>> BEGIN Records provided

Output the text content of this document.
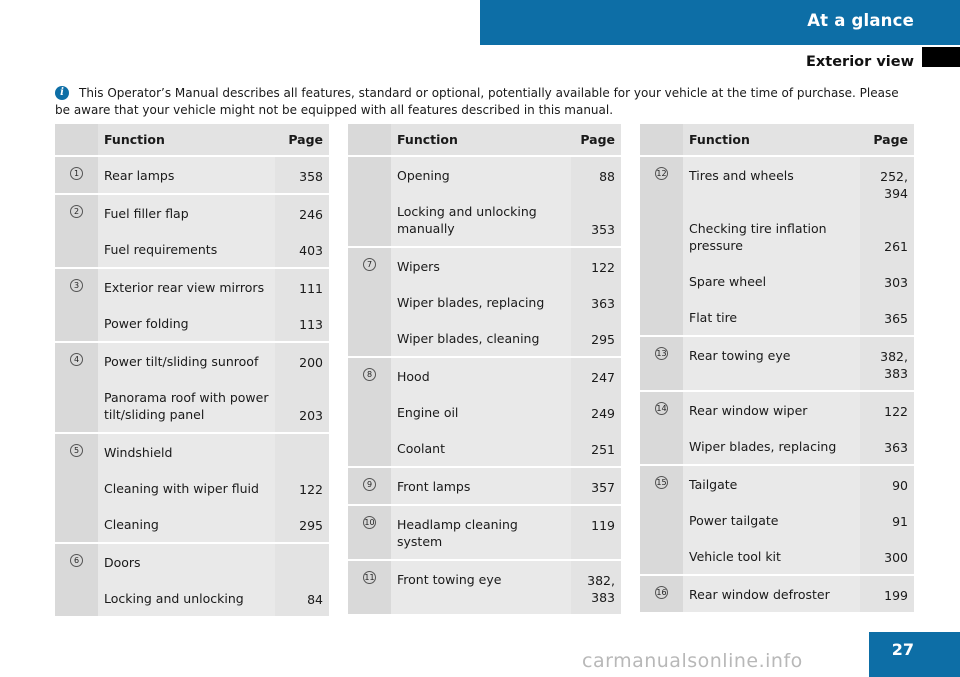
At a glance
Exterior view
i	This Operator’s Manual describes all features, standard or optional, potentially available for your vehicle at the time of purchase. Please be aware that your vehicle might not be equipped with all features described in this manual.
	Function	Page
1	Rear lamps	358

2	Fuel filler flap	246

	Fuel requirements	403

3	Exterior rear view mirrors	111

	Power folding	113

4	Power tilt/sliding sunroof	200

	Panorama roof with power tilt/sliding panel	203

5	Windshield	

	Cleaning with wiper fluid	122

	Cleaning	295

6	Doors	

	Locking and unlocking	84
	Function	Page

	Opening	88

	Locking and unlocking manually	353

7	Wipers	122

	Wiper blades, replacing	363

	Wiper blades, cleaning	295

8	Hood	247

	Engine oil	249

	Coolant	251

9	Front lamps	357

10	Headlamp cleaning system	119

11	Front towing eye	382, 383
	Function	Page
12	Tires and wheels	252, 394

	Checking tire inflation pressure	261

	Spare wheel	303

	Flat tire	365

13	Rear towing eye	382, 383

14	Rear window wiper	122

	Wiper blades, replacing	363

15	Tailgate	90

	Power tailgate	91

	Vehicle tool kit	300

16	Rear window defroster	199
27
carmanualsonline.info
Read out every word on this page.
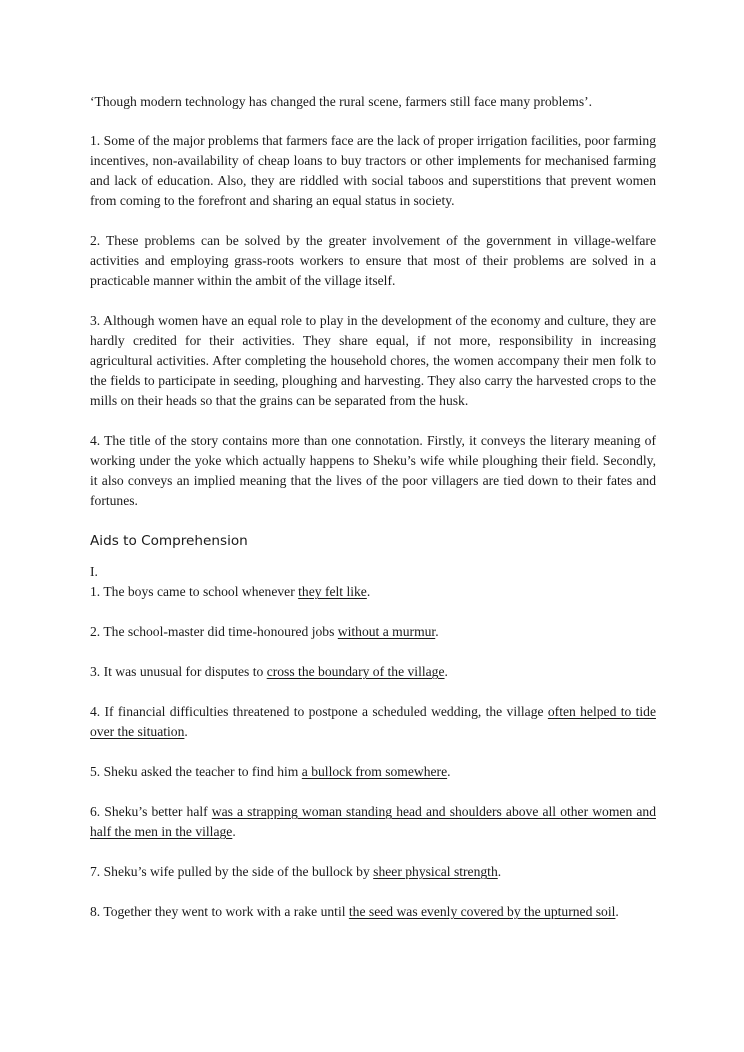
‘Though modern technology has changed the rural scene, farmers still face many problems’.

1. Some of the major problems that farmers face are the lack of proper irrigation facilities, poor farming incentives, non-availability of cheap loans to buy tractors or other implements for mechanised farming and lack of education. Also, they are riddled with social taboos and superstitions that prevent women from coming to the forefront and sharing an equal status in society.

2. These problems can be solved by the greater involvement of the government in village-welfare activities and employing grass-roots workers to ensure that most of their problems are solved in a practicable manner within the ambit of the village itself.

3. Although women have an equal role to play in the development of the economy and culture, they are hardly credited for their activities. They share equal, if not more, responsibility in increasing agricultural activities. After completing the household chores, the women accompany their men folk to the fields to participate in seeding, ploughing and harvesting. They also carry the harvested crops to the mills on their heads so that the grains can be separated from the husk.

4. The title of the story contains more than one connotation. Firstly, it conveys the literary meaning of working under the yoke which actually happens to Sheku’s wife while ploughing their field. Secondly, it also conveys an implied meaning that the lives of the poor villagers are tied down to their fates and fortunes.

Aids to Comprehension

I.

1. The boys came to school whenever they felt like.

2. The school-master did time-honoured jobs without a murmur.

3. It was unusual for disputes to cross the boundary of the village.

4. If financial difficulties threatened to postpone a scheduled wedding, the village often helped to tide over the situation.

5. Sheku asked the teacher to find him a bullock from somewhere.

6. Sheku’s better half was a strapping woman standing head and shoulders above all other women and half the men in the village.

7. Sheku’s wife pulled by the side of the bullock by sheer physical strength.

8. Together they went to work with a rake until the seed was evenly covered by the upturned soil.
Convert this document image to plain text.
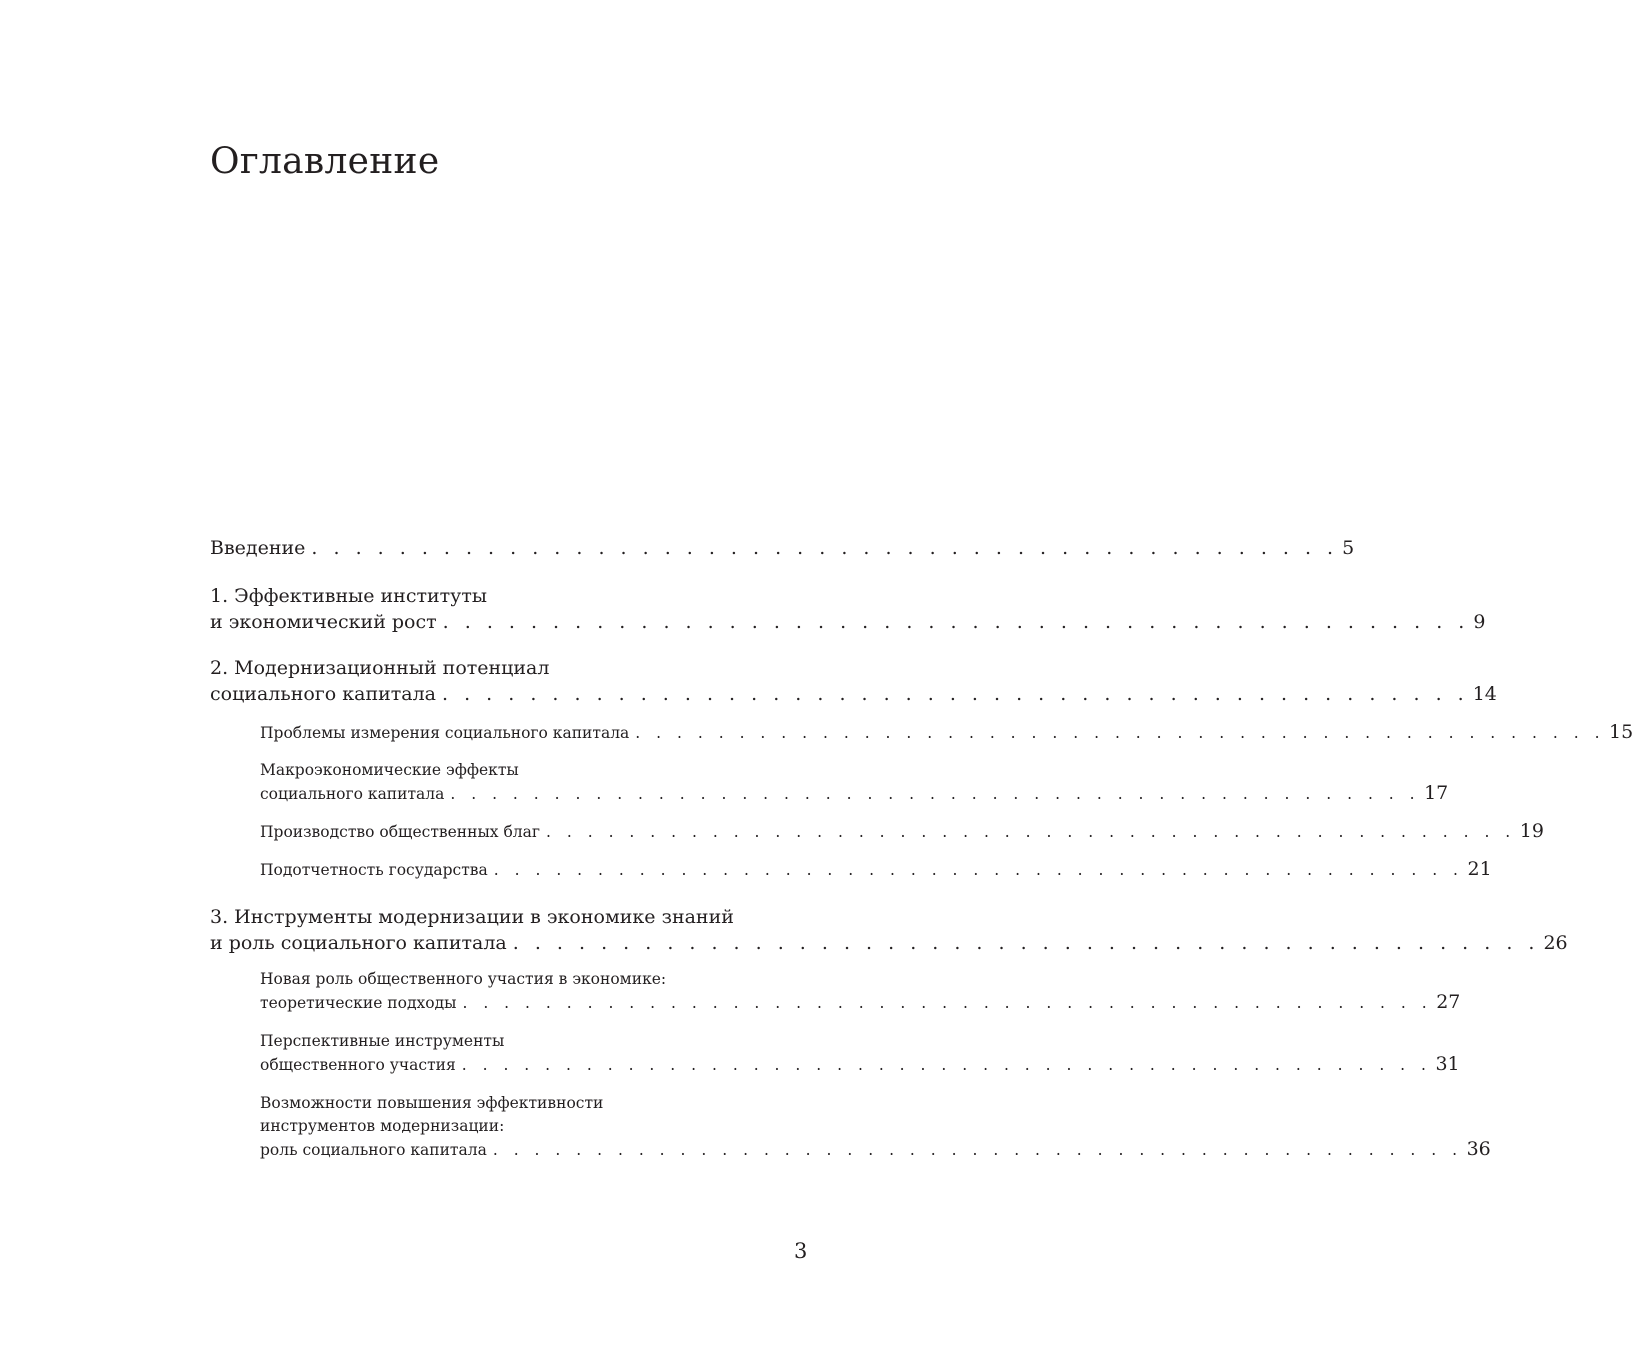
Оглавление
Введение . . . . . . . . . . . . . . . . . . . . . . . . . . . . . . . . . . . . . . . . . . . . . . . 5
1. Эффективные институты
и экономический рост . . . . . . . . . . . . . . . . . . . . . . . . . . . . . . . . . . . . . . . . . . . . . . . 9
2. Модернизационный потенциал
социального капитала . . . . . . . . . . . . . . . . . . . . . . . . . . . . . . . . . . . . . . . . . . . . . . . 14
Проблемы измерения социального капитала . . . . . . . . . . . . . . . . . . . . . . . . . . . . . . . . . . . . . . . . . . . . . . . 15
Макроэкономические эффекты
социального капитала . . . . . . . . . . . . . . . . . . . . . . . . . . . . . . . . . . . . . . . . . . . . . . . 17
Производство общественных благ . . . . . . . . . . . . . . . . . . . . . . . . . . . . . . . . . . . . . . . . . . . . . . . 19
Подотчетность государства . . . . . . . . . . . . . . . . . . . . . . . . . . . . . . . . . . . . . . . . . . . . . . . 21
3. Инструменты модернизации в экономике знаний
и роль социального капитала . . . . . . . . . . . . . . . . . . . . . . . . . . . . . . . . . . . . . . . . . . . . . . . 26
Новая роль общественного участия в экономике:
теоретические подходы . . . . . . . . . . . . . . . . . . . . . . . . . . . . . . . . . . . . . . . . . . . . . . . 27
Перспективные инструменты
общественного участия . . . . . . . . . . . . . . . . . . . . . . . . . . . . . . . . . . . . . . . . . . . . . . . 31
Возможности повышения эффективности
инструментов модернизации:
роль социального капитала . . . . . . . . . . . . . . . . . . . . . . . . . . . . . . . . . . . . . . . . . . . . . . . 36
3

>> END Records provided

Reproduce all of the data exactly, omitting each picture it holds.

Output the text content of this document.
At a glance
Exterior view
i	This Operator’s Manual describes all features, standard or optional, potentially available for your vehicle at the time of purchase. Please be aware that your vehicle might not be equipped with all features described in this manual.
	Function	Page
1	Rear lamps	358

2	Fuel filler flap	246

	Fuel requirements	403

3	Exterior rear view mirrors	111

	Power folding	113

4	Power tilt/sliding sunroof	200

	Panorama roof with power tilt/sliding panel	203

5	Windshield	

	Cleaning with wiper fluid	122

	Cleaning	295

6	Doors	

	Locking and unlocking	84
	Function	Page

	Opening	88

	Locking and unlocking manually	353

7	Wipers	122

	Wiper blades, replacing	363

	Wiper blades, cleaning	295

8	Hood	247

	Engine oil	249

	Coolant	251

9	Front lamps	357

10	Headlamp cleaning system	119

11	Front towing eye	382, 383
	Function	Page
12	Tires and wheels	252, 394

	Checking tire inflation pressure	261

	Spare wheel	303

	Flat tire	365

13	Rear towing eye	382, 383

14	Rear window wiper	122

	Wiper blades, replacing	363

15	Tailgate	90

	Power tailgate	91

	Vehicle tool kit	300

16	Rear window defroster	199
27
carmanualsonline.info
Read out every word on this page.
‘Though modern technology has changed the rural scene, farmers still face many problems’.

1. Some of the major problems that farmers face are the lack of proper irrigation facilities, poor farming incentives, non-availability of cheap loans to buy tractors or other implements for mechanised farming and lack of education. Also, they are riddled with social taboos and superstitions that prevent women from coming to the forefront and sharing an equal status in society.

2. These problems can be solved by the greater involvement of the government in village-welfare activities and employing grass-roots workers to ensure that most of their problems are solved in a practicable manner within the ambit of the village itself.

3. Although women have an equal role to play in the development of the economy and culture, they are hardly credited for their activities. They share equal, if not more, responsibility in increasing agricultural activities. After completing the household chores, the women accompany their men folk to the fields to participate in seeding, ploughing and harvesting. They also carry the harvested crops to the mills on their heads so that the grains can be separated from the husk.

4. The title of the story contains more than one connotation. Firstly, it conveys the literary meaning of working under the yoke which actually happens to Sheku’s wife while ploughing their field. Secondly, it also conveys an implied meaning that the lives of the poor villagers are tied down to their fates and fortunes.

Aids to Comprehension

I.

1. The boys came to school whenever they felt like.

2. The school-master did time-honoured jobs without a murmur.

3. It was unusual for disputes to cross the boundary of the village.

4. If financial difficulties threatened to postpone a scheduled wedding, the village often helped to tide over the situation.

5. Sheku asked the teacher to find him a bullock from somewhere.

6. Sheku’s better half was a strapping woman standing head and shoulders above all other women and half the men in the village.

7. Sheku’s wife pulled by the side of the bullock by sheer physical strength.

8. Together they went to work with a rake until the seed was evenly covered by the upturned soil.
Convert this document image to plain text.
Оглавление
Введение . . . . . . . . . . . . . . . . . . . . . . . . . . . . . . . . . . . . . . . . . . . . . . . 5
1. Эффективные институты
и экономический рост . . . . . . . . . . . . . . . . . . . . . . . . . . . . . . . . . . . . . . . . . . . . . . . 9
2. Модернизационный потенциал
социального капитала . . . . . . . . . . . . . . . . . . . . . . . . . . . . . . . . . . . . . . . . . . . . . . . 14
Проблемы измерения социального капитала . . . . . . . . . . . . . . . . . . . . . . . . . . . . . . . . . . . . . . . . . . . . . . . 15
Макроэкономические эффекты
социального капитала . . . . . . . . . . . . . . . . . . . . . . . . . . . . . . . . . . . . . . . . . . . . . . . 17
Производство общественных благ . . . . . . . . . . . . . . . . . . . . . . . . . . . . . . . . . . . . . . . . . . . . . . . 19
Подотчетность государства . . . . . . . . . . . . . . . . . . . . . . . . . . . . . . . . . . . . . . . . . . . . . . . 21
3. Инструменты модернизации в экономике знаний
и роль социального капитала . . . . . . . . . . . . . . . . . . . . . . . . . . . . . . . . . . . . . . . . . . . . . . . 26
Новая роль общественного участия в экономике:
теоретические подходы . . . . . . . . . . . . . . . . . . . . . . . . . . . . . . . . . . . . . . . . . . . . . . . 27
Перспективные инструменты
общественного участия . . . . . . . . . . . . . . . . . . . . . . . . . . . . . . . . . . . . . . . . . . . . . . . 31
Возможности повышения эффективности
инструментов модернизации:
роль социального капитала . . . . . . . . . . . . . . . . . . . . . . . . . . . . . . . . . . . . . . . . . . . . . . . 36
3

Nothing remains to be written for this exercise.